This PR adds the TDD issue-capture test for bug #11121 per the project's Bug Fix Workflow. A failing test must be committed to master before the fix is implemented.

Additionally, this PR fixes two CI failures that were blocking the PR:

  • tdd_quality_gate: Renamed tag convention from @tdd_bug_N to @tdd_issue_N (matching CONTRIBUTING.md) and added TDD issue-capture PR detection so the gate correctly recognizes PRs that add @tdd_expected_fail (rather than requiring its removal as a bug fix PR would).

  • integration_tests: Fixed a GraphRecursionError in PlanGenerationGraph caused by _should_retry() attempting in-place state mutation in a LangGraph conditional edge function (which cannot persist mutations). Replaced with a proper _handle_retry() node that increments retry_count via state returns.

What was changed

TDD issue-capture test (issue #11120)

Added two Behave scenarios in features/tdd_cleanup_stale_destroys_execute_output.feature with step definitions in features/steps/tdd_cleanup_stale_destroys_execute_output_steps.py.

PlanGenerationGraph fix

  • src/cleveragents/agents/graphs/plan_generation.py: Removed in-place state mutation from _should_retry(), added _handle_retry() node, updated _build_graph() to include the 5th node with proper routing.

TDD quality gate fix

  • scripts/tdd_quality_gate.py: Renamed @tdd_bug_N@tdd_issue_N, added _diff_is_tdd_issue_capture() for detecting issue-capture PRs, updated run_quality_gate() and main().

****************

Work to do:
Answer the following questions using the pull request description.
1. In which file were the two Behave scenarios added?
2. Which error, in which graph class, did the integration_tests fix address?
3. Which function was added to scripts/tdd_quality_gate.py to detect issue-capture PRs?

Records provided:
****************

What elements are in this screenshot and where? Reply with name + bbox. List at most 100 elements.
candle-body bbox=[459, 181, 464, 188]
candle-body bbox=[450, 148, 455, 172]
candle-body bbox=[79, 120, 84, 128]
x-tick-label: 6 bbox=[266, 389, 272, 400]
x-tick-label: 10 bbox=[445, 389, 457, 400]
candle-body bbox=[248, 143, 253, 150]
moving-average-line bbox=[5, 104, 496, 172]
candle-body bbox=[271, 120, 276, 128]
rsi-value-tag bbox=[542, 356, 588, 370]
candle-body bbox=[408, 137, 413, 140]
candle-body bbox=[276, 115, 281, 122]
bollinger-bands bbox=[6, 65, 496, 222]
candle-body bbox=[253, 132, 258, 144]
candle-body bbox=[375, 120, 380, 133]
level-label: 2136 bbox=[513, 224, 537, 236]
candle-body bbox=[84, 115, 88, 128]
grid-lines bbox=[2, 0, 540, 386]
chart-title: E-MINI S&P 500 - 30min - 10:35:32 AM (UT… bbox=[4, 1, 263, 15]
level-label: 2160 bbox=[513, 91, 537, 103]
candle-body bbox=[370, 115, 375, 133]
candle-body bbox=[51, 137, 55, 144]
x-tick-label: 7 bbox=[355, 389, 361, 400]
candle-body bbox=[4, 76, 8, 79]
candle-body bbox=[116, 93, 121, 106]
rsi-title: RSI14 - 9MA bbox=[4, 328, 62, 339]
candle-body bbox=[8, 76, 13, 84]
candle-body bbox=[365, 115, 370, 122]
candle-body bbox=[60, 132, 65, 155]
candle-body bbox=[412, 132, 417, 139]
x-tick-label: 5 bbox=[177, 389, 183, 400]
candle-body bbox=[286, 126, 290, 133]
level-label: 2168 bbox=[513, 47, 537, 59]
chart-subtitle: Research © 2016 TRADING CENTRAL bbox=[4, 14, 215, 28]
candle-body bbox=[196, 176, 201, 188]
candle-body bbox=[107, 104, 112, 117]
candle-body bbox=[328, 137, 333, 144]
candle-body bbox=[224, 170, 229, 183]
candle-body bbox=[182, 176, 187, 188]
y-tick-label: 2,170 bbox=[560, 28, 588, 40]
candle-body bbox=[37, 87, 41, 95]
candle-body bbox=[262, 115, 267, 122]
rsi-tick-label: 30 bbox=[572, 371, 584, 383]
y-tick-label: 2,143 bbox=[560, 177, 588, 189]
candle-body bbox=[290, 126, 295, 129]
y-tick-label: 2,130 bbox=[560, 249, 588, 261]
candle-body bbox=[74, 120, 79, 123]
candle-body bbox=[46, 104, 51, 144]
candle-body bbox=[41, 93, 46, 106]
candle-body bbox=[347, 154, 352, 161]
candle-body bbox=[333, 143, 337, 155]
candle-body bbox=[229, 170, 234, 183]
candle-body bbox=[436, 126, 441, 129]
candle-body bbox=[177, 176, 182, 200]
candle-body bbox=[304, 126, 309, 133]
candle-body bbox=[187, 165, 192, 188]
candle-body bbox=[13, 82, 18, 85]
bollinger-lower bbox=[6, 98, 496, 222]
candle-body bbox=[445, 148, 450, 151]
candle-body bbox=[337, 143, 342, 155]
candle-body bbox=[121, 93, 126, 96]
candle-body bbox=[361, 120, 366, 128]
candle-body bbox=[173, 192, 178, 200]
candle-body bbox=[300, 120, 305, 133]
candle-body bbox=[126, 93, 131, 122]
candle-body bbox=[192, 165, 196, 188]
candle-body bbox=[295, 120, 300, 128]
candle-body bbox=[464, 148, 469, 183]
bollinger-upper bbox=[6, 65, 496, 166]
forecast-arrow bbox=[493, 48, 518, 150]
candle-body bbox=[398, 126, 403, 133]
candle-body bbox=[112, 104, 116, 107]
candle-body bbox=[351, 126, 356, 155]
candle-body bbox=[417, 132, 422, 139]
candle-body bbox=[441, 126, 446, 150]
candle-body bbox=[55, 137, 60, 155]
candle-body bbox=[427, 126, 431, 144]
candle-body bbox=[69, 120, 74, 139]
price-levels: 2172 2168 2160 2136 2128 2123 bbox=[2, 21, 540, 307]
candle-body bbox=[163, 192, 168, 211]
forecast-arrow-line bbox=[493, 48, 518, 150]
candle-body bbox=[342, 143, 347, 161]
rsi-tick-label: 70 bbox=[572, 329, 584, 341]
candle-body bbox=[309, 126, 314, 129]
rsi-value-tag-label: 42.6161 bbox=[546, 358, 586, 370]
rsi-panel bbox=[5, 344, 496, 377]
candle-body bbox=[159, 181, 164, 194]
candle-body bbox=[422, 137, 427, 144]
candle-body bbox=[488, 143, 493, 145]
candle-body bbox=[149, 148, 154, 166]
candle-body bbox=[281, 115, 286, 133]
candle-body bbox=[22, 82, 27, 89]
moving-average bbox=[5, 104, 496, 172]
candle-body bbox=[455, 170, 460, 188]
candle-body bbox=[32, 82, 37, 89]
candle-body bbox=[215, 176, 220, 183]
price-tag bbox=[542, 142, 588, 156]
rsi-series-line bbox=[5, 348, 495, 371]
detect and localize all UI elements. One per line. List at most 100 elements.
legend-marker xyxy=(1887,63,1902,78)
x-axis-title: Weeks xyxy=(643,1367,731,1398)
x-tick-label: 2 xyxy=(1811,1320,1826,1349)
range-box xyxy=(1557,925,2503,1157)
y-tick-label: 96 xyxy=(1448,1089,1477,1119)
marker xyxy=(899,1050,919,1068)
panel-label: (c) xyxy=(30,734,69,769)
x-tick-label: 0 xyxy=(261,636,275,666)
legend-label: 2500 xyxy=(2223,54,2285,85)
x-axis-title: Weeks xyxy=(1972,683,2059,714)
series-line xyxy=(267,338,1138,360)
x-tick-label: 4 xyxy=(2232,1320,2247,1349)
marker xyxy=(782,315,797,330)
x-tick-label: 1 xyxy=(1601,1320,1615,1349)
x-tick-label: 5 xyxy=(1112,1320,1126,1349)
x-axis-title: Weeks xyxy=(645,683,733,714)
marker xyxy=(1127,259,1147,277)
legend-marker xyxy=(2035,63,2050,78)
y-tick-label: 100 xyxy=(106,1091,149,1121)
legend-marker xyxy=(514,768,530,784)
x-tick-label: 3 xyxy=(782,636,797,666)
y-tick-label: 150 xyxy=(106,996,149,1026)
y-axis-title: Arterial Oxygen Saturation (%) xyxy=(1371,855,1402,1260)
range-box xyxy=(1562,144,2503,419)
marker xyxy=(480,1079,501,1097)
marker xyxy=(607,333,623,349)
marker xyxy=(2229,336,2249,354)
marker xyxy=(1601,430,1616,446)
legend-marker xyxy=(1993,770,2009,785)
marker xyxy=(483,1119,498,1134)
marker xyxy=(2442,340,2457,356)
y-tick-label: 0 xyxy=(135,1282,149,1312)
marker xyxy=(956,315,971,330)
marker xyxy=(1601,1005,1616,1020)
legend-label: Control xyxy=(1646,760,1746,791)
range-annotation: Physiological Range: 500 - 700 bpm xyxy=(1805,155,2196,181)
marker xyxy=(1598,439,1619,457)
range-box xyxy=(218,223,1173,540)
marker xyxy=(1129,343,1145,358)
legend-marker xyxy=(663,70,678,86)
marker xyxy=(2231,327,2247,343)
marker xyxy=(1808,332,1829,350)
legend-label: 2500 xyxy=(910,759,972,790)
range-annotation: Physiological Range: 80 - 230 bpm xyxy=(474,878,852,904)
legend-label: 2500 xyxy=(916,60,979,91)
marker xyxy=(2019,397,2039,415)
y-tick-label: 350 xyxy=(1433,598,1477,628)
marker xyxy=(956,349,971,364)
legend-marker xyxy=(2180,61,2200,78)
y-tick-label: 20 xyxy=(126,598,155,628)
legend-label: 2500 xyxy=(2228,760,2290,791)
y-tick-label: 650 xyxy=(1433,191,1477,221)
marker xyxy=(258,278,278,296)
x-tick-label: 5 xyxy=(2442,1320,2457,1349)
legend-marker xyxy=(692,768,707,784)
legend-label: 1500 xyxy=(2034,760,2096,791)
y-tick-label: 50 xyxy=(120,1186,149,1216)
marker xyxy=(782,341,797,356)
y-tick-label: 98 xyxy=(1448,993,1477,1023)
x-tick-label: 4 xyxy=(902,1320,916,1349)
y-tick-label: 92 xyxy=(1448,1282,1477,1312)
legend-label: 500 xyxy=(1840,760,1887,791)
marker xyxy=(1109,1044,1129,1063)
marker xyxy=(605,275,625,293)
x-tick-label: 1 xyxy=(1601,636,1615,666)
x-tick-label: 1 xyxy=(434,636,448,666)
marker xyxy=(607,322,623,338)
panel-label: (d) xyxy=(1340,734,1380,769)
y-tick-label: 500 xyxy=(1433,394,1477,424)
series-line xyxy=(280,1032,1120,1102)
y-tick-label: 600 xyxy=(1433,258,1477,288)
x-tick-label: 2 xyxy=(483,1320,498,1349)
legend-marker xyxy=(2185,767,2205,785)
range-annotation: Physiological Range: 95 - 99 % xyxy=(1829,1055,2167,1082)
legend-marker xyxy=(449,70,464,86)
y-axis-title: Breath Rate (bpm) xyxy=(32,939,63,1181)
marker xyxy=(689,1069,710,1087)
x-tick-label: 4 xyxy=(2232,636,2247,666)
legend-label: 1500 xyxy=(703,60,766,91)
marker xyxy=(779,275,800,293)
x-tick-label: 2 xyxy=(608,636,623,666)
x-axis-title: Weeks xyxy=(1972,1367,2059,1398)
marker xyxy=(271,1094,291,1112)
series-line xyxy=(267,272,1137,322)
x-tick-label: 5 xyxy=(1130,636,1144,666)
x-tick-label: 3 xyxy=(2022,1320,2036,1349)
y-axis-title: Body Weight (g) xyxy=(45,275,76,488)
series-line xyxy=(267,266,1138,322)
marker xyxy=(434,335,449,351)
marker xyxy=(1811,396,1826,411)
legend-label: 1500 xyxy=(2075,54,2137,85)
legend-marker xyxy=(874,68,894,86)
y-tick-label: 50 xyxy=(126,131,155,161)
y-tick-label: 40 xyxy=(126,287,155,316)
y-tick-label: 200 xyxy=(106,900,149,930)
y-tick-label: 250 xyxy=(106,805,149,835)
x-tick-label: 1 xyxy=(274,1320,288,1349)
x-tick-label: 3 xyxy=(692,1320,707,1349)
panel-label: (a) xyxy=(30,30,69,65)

****************

Output of the exercise:
1. features/tdd_cleanup_stale_destroys_execute_output.feature
2. A GraphRecursionError in PlanGenerationGraph.
3. _diff_is_tdd_issue_capture()